Goal: Return the listing word for word, as given.

▶

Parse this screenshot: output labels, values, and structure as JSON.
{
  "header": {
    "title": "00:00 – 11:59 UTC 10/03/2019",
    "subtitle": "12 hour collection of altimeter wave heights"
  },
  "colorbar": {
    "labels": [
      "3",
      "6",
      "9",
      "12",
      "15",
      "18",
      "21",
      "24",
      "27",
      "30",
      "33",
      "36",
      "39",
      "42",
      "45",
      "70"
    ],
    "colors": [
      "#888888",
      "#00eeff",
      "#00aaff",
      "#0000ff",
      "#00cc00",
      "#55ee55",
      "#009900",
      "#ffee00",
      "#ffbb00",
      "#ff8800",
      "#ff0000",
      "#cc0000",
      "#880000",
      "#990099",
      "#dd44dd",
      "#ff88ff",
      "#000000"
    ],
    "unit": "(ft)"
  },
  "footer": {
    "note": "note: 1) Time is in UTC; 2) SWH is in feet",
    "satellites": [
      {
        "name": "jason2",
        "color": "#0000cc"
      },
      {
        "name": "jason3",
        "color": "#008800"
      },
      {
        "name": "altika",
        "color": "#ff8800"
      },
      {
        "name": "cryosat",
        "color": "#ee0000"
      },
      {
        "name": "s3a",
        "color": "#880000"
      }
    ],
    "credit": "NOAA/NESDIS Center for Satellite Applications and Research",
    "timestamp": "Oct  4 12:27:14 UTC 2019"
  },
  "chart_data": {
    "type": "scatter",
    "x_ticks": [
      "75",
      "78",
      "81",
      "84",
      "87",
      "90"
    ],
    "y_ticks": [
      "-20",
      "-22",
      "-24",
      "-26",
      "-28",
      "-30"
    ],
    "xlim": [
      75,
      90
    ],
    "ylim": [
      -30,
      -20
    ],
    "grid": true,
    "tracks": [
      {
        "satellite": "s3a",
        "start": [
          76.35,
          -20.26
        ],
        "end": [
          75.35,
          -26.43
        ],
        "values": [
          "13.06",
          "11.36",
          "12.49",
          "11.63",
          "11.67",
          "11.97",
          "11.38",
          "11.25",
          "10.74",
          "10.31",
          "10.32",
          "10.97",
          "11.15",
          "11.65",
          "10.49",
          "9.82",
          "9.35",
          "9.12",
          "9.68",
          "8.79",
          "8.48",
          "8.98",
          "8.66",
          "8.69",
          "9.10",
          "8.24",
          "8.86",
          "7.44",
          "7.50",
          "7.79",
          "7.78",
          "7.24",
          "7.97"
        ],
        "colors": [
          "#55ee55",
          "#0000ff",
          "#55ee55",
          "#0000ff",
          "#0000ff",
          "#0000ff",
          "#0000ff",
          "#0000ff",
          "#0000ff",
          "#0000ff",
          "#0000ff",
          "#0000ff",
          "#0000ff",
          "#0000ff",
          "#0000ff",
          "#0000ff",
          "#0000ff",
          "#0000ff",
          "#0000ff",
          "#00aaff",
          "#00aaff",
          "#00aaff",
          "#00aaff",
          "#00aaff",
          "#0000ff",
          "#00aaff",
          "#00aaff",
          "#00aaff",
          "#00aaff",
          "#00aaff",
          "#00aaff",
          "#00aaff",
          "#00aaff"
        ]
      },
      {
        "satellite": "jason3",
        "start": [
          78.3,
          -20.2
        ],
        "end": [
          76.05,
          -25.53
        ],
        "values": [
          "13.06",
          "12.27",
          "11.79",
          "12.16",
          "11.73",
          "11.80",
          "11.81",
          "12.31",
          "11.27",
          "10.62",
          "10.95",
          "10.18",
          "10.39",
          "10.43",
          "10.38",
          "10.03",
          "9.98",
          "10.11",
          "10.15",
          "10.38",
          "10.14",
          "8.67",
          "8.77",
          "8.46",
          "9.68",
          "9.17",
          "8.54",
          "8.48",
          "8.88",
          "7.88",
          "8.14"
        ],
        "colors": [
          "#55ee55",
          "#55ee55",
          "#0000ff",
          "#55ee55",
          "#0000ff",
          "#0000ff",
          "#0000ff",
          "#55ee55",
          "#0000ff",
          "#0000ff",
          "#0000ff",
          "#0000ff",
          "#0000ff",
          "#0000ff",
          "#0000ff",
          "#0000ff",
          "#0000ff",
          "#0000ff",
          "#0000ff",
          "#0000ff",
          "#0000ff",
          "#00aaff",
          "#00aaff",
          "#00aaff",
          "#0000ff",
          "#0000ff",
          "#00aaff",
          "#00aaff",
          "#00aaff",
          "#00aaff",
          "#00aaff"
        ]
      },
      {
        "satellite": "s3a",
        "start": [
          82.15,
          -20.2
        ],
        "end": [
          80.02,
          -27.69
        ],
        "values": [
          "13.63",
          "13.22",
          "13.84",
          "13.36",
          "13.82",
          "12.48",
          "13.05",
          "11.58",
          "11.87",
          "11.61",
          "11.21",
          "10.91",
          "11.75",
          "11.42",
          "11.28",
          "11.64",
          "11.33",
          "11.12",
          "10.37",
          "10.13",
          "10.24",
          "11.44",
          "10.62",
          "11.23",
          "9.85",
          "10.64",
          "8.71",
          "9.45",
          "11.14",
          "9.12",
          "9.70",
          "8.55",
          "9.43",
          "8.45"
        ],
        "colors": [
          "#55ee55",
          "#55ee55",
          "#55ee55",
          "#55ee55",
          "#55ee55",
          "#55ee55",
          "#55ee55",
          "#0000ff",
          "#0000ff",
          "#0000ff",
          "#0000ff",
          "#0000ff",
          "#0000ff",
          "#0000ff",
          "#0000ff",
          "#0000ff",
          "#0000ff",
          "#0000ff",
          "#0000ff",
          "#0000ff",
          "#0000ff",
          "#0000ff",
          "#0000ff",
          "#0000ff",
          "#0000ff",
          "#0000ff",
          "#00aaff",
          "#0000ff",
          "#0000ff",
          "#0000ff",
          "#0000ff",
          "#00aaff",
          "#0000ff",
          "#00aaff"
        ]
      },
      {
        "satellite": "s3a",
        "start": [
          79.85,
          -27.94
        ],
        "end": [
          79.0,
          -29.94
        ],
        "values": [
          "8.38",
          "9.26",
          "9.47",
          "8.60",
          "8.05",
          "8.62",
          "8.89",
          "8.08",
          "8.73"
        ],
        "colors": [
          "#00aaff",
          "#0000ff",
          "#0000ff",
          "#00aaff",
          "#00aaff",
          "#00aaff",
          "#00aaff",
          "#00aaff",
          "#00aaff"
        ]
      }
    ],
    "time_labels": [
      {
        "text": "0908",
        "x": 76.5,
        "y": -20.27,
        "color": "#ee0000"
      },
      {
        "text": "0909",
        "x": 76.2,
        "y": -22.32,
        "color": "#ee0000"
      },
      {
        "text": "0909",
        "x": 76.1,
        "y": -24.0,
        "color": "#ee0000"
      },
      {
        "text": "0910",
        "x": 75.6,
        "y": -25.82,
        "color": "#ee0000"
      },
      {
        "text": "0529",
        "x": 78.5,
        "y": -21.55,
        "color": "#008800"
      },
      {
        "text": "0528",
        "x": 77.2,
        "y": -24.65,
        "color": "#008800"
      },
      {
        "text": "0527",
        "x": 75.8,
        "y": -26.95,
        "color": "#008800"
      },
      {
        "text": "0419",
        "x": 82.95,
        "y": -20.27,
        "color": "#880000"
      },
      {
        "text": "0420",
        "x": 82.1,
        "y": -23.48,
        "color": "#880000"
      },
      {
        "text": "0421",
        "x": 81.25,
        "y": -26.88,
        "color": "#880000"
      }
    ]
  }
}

◀

Output:
Parse this screenshot: output labels, values, and structure as JSON.
{
  "header": {
    "title": "00:00 – 11:59 UTC 10/03/2019",
    "subtitle": "12 hour collection of altimeter wave heights"
  },
  "colorbar": {
    "labels": [
      "3",
      "6",
      "9",
      "12",
      "15",
      "18",
      "21",
      "24",
      "27",
      "30",
      "33",
      "36",
      "39",
      "42",
      "45",
      "70"
    ],
    "colors": [
      "#888888",
      "#00eeff",
      "#00aaff",
      "#0000ff",
      "#00cc00",
      "#55ee55",
      "#009900",
      "#ffee00",
      "#ffbb00",
      "#ff8800",
      "#ff0000",
      "#cc0000",
      "#880000",
      "#990099",
      "#dd44dd",
      "#ff88ff",
      "#000000"
    ],
    "unit": "(ft)"
  },
  "footer": {
    "note": "note: 1) Time is in UTC; 2) SWH is in feet",
    "satellites": [
      {
        "name": "jason2",
        "color": "#0000cc"
      },
      {
        "name": "jason3",
        "color": "#008800"
      },
      {
        "name": "altika",
        "color": "#ff8800"
      },
      {
        "name": "cryosat",
        "color": "#ee0000"
      },
      {
        "name": "s3a",
        "color": "#880000"
      }
    ],
    "credit": "NOAA/NESDIS Center for Satellite Applications and Research",
    "timestamp": "Oct  4 12:27:14 UTC 2019"
  },
  "chart_data": {
    "type": "scatter",
    "x_ticks": [
      "75",
      "78",
      "81",
      "84",
      "87",
      "90"
    ],
    "y_ticks": [
      "-20",
      "-22",
      "-24",
      "-26",
      "-28",
      "-30"
    ],
    "xlim": [
      75,
      90
    ],
    "ylim": [
      -30,
      -20
    ],
    "grid": true,
    "tracks": [
      {
        "satellite": "s3a",
        "start": [
          76.35,
          -20.26
        ],
        "end": [
          75.35,
          -26.43
        ],
        "values": [
          "13.06",
          "11.36",
          "12.49",
          "11.63",
          "11.67",
          "11.97",
          "11.38",
          "11.25",
          "10.74",
          "10.31",
          "10.32",
          "10.97",
          "11.15",
          "11.65",
          "10.49",
          "9.82",
          "9.35",
          "9.12",
          "9.68",
          "8.79",
          "8.48",
          "8.98",
          "8.66",
          "8.69",
          "9.10",
          "8.24",
          "8.86",
          "7.44",
          "7.50",
          "7.79",
          "7.78",
          "7.24",
          "7.97"
        ],
        "colors": [
          "#55ee55",
          "#0000ff",
          "#55ee55",
          "#0000ff",
          "#0000ff",
          "#0000ff",
          "#0000ff",
          "#0000ff",
          "#0000ff",
          "#0000ff",
          "#0000ff",
          "#0000ff",
          "#0000ff",
          "#0000ff",
          "#0000ff",
          "#0000ff",
          "#0000ff",
          "#0000ff",
          "#0000ff",
          "#00aaff",
          "#00aaff",
          "#00aaff",
          "#00aaff",
          "#00aaff",
          "#0000ff",
          "#00aaff",
          "#00aaff",
          "#00aaff",
          "#00aaff",
          "#00aaff",
          "#00aaff",
          "#00aaff",
          "#00aaff"
        ]
      },
      {
        "satellite": "jason3",
        "start": [
          78.3,
          -20.2
        ],
        "end": [
          76.05,
          -25.53
        ],
        "values": [
          "13.06",
          "12.27",
          "11.79",
          "12.16",
          "11.73",
          "11.80",
          "11.81",
          "12.31",
          "11.27",
          "10.62",
          "10.95",
          "10.18",
          "10.39",
          "10.43",
          "10.38",
          "10.03",
          "9.98",
          "10.11",
          "10.15",
          "10.38",
          "10.14",
          "8.67",
          "8.77",
          "8.46",
          "9.68",
          "9.17",
          "8.54",
          "8.48",
          "8.88",
          "7.88",
          "8.14"
        ],
        "colors": [
          "#55ee55",
          "#55ee55",
          "#0000ff",
          "#55ee55",
          "#0000ff",
          "#0000ff",
          "#0000ff",
          "#55ee55",
          "#0000ff",
          "#0000ff",
          "#0000ff",
          "#0000ff",
          "#0000ff",
          "#0000ff",
          "#0000ff",
          "#0000ff",
          "#0000ff",
          "#0000ff",
          "#0000ff",
          "#0000ff",
          "#0000ff",
          "#00aaff",
          "#00aaff",
          "#00aaff",
          "#0000ff",
          "#0000ff",
          "#00aaff",
          "#00aaff",
          "#00aaff",
          "#00aaff",
          "#00aaff"
        ]
      },
      {
        "satellite": "s3a",
        "start": [
          82.15,
          -20.2
        ],
        "end": [
          80.02,
          -27.69
        ],
        "values": [
          "13.63",
          "13.22",
          "13.84",
          "13.36",
          "13.82",
          "12.48",
          "13.05",
          "11.58",
          "11.87",
          "11.61",
          "11.21",
          "10.91",
          "11.75",
          "11.42",
          "11.28",
          "11.64",
          "11.33",
          "11.12",
          "10.37",
          "10.13",
          "10.24",
          "11.44",
          "10.62",
          "11.23",
          "9.85",
          "10.64",
          "8.71",
          "9.45",
          "11.14",
          "9.12",
          "9.70",
          "8.55",
          "9.43",
          "8.45"
        ],
        "colors": [
          "#55ee55",
          "#55ee55",
          "#55ee55",
          "#55ee55",
          "#55ee55",
          "#55ee55",
          "#55ee55",
          "#0000ff",
          "#0000ff",
          "#0000ff",
          "#0000ff",
          "#0000ff",
          "#0000ff",
          "#0000ff",
          "#0000ff",
          "#0000ff",
          "#0000ff",
          "#0000ff",
          "#0000ff",
          "#0000ff",
          "#0000ff",
          "#0000ff",
          "#0000ff",
          "#0000ff",
          "#0000ff",
          "#0000ff",
          "#00aaff",
          "#0000ff",
          "#0000ff",
          "#0000ff",
          "#0000ff",
          "#00aaff",
          "#0000ff",
          "#00aaff"
        ]
      },
      {
        "satellite": "s3a",
        "start": [
          79.85,
          -27.94
        ],
        "end": [
          79.0,
          -29.94
        ],
        "values": [
          "8.38",
          "9.26",
          "9.47",
          "8.60",
          "8.05",
          "8.62",
          "8.89",
          "8.08",
          "8.73"
        ],
        "colors": [
          "#00aaff",
          "#0000ff",
          "#0000ff",
          "#00aaff",
          "#00aaff",
          "#00aaff",
          "#00aaff",
          "#00aaff",
          "#00aaff"
        ]
      }
    ],
    "time_labels": [
      {
        "text": "0908",
        "x": 76.5,
        "y": -20.27,
        "color": "#ee0000"
      },
      {
        "text": "0909",
        "x": 76.2,
        "y": -22.32,
        "color": "#ee0000"
      },
      {
        "text": "0909",
        "x": 76.1,
        "y": -24.0,
        "color": "#ee0000"
      },
      {
        "text": "0910",
        "x": 75.6,
        "y": -25.82,
        "color": "#ee0000"
      },
      {
        "text": "0529",
        "x": 78.5,
        "y": -21.55,
        "color": "#008800"
      },
      {
        "text": "0528",
        "x": 77.2,
        "y": -24.65,
        "color": "#008800"
      },
      {
        "text": "0527",
        "x": 75.8,
        "y": -26.95,
        "color": "#008800"
      },
      {
        "text": "0419",
        "x": 82.95,
        "y": -20.27,
        "color": "#880000"
      },
      {
        "text": "0420",
        "x": 82.1,
        "y": -23.48,
        "color": "#880000"
      },
      {
        "text": "0421",
        "x": 81.25,
        "y": -26.88,
        "color": "#880000"
      }
    ]
  }
}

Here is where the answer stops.